▶ _Instructions for the task_
All entries must be extracted exactly, with nothing added or dropped.

++++ Material for this exercise ++++

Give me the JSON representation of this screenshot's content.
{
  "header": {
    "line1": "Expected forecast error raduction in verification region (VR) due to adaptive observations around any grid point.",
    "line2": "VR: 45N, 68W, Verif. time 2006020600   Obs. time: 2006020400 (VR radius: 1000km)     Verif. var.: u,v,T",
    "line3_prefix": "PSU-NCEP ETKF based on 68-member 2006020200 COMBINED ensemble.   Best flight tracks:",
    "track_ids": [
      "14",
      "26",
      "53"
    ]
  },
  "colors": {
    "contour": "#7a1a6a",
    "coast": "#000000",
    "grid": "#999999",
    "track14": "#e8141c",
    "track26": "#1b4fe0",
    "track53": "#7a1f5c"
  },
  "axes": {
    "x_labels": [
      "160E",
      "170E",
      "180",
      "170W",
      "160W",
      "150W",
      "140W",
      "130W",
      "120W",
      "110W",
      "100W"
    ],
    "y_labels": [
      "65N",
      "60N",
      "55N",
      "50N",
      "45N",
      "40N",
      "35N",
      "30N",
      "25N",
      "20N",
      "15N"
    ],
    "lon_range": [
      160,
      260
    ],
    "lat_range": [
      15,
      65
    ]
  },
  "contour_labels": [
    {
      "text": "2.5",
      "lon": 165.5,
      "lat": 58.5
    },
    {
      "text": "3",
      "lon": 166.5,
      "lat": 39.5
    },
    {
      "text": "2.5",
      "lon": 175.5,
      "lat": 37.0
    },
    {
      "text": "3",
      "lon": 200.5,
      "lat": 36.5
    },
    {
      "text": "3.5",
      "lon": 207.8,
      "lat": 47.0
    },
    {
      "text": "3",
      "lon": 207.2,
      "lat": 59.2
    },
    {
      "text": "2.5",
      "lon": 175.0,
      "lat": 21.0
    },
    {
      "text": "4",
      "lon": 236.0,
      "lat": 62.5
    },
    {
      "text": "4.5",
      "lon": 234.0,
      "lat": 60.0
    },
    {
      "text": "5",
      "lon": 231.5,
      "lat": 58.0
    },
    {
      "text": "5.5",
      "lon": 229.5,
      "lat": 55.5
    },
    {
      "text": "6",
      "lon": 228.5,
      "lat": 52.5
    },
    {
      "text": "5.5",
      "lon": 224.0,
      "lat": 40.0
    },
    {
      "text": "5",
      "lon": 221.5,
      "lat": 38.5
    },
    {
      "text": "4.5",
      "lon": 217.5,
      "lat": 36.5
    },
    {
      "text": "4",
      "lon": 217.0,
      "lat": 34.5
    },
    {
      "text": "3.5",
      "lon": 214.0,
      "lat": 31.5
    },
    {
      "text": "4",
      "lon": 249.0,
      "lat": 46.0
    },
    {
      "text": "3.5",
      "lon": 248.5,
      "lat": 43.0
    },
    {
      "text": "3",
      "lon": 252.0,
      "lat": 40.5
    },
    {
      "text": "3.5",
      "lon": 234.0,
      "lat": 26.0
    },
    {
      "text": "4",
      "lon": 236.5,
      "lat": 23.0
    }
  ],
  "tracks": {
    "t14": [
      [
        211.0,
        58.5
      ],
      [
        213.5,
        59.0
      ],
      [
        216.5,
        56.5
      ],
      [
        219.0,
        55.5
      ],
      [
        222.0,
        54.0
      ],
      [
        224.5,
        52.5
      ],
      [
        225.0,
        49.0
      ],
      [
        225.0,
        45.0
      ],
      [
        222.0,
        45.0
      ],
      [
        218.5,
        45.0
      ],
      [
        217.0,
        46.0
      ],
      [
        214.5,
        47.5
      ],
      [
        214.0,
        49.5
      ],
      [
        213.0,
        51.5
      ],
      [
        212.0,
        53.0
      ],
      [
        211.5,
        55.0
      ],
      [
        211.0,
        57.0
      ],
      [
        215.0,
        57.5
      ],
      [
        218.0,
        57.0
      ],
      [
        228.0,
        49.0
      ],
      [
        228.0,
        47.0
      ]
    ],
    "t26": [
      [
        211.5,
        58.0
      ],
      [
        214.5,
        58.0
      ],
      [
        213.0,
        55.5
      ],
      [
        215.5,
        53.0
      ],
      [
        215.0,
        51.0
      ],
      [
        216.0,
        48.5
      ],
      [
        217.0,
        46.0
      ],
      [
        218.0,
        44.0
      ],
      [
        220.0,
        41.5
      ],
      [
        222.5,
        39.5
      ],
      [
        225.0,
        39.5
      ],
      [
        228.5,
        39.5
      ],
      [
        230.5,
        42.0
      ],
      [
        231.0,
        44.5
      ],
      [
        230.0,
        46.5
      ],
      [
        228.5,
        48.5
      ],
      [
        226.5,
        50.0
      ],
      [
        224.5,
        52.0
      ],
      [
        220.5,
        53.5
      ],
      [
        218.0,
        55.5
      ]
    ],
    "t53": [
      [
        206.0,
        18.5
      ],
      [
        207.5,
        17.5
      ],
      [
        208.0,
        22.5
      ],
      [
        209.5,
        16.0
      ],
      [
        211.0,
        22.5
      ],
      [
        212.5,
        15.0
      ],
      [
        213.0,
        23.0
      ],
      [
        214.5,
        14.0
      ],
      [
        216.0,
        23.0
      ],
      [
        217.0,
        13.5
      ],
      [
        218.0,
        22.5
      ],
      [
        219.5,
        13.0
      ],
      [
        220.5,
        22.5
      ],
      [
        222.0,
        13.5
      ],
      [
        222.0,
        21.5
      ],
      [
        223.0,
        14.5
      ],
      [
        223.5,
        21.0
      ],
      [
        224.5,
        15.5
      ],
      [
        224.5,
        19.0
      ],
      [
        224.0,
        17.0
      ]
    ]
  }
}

++++

▶ _Task response_
Give me the JSON representation of this screenshot's content.
{
  "header": {
    "line1": "Expected forecast error raduction in verification region (VR) due to adaptive observations around any grid point.",
    "line2": "VR: 45N, 68W, Verif. time 2006020600   Obs. time: 2006020400 (VR radius: 1000km)     Verif. var.: u,v,T",
    "line3_prefix": "PSU-NCEP ETKF based on 68-member 2006020200 COMBINED ensemble.   Best flight tracks:",
    "track_ids": [
      "14",
      "26",
      "53"
    ]
  },
  "colors": {
    "contour": "#7a1a6a",
    "coast": "#000000",
    "grid": "#999999",
    "track14": "#e8141c",
    "track26": "#1b4fe0",
    "track53": "#7a1f5c"
  },
  "axes": {
    "x_labels": [
      "160E",
      "170E",
      "180",
      "170W",
      "160W",
      "150W",
      "140W",
      "130W",
      "120W",
      "110W",
      "100W"
    ],
    "y_labels": [
      "65N",
      "60N",
      "55N",
      "50N",
      "45N",
      "40N",
      "35N",
      "30N",
      "25N",
      "20N",
      "15N"
    ],
    "lon_range": [
      160,
      260
    ],
    "lat_range": [
      15,
      65
    ]
  },
  "contour_labels": [
    {
      "text": "2.5",
      "lon": 165.5,
      "lat": 58.5
    },
    {
      "text": "3",
      "lon": 166.5,
      "lat": 39.5
    },
    {
      "text": "2.5",
      "lon": 175.5,
      "lat": 37.0
    },
    {
      "text": "3",
      "lon": 200.5,
      "lat": 36.5
    },
    {
      "text": "3.5",
      "lon": 207.8,
      "lat": 47.0
    },
    {
      "text": "3",
      "lon": 207.2,
      "lat": 59.2
    },
    {
      "text": "2.5",
      "lon": 175.0,
      "lat": 21.0
    },
    {
      "text": "4",
      "lon": 236.0,
      "lat": 62.5
    },
    {
      "text": "4.5",
      "lon": 234.0,
      "lat": 60.0
    },
    {
      "text": "5",
      "lon": 231.5,
      "lat": 58.0
    },
    {
      "text": "5.5",
      "lon": 229.5,
      "lat": 55.5
    },
    {
      "text": "6",
      "lon": 228.5,
      "lat": 52.5
    },
    {
      "text": "5.5",
      "lon": 224.0,
      "lat": 40.0
    },
    {
      "text": "5",
      "lon": 221.5,
      "lat": 38.5
    },
    {
      "text": "4.5",
      "lon": 217.5,
      "lat": 36.5
    },
    {
      "text": "4",
      "lon": 217.0,
      "lat": 34.5
    },
    {
      "text": "3.5",
      "lon": 214.0,
      "lat": 31.5
    },
    {
      "text": "4",
      "lon": 249.0,
      "lat": 46.0
    },
    {
      "text": "3.5",
      "lon": 248.5,
      "lat": 43.0
    },
    {
      "text": "3",
      "lon": 252.0,
      "lat": 40.5
    },
    {
      "text": "3.5",
      "lon": 234.0,
      "lat": 26.0
    },
    {
      "text": "4",
      "lon": 236.5,
      "lat": 23.0
    }
  ],
  "tracks": {
    "t14": [
      [
        211.0,
        58.5
      ],
      [
        213.5,
        59.0
      ],
      [
        216.5,
        56.5
      ],
      [
        219.0,
        55.5
      ],
      [
        222.0,
        54.0
      ],
      [
        224.5,
        52.5
      ],
      [
        225.0,
        49.0
      ],
      [
        225.0,
        45.0
      ],
      [
        222.0,
        45.0
      ],
      [
        218.5,
        45.0
      ],
      [
        217.0,
        46.0
      ],
      [
        214.5,
        47.5
      ],
      [
        214.0,
        49.5
      ],
      [
        213.0,
        51.5
      ],
      [
        212.0,
        53.0
      ],
      [
        211.5,
        55.0
      ],
      [
        211.0,
        57.0
      ],
      [
        215.0,
        57.5
      ],
      [
        218.0,
        57.0
      ],
      [
        228.0,
        49.0
      ],
      [
        228.0,
        47.0
      ]
    ],
    "t26": [
      [
        211.5,
        58.0
      ],
      [
        214.5,
        58.0
      ],
      [
        213.0,
        55.5
      ],
      [
        215.5,
        53.0
      ],
      [
        215.0,
        51.0
      ],
      [
        216.0,
        48.5
      ],
      [
        217.0,
        46.0
      ],
      [
        218.0,
        44.0
      ],
      [
        220.0,
        41.5
      ],
      [
        222.5,
        39.5
      ],
      [
        225.0,
        39.5
      ],
      [
        228.5,
        39.5
      ],
      [
        230.5,
        42.0
      ],
      [
        231.0,
        44.5
      ],
      [
        230.0,
        46.5
      ],
      [
        228.5,
        48.5
      ],
      [
        226.5,
        50.0
      ],
      [
        224.5,
        52.0
      ],
      [
        220.5,
        53.5
      ],
      [
        218.0,
        55.5
      ]
    ],
    "t53": [
      [
        206.0,
        18.5
      ],
      [
        207.5,
        17.5
      ],
      [
        208.0,
        22.5
      ],
      [
        209.5,
        16.0
      ],
      [
        211.0,
        22.5
      ],
      [
        212.5,
        15.0
      ],
      [
        213.0,
        23.0
      ],
      [
        214.5,
        14.0
      ],
      [
        216.0,
        23.0
      ],
      [
        217.0,
        13.5
      ],
      [
        218.0,
        22.5
      ],
      [
        219.5,
        13.0
      ],
      [
        220.5,
        22.5
      ],
      [
        222.0,
        13.5
      ],
      [
        222.0,
        21.5
      ],
      [
        223.0,
        14.5
      ],
      [
        223.5,
        21.0
      ],
      [
        224.5,
        15.5
      ],
      [
        224.5,
        19.0
      ],
      [
        224.0,
        17.0
      ]
    ]
  }
}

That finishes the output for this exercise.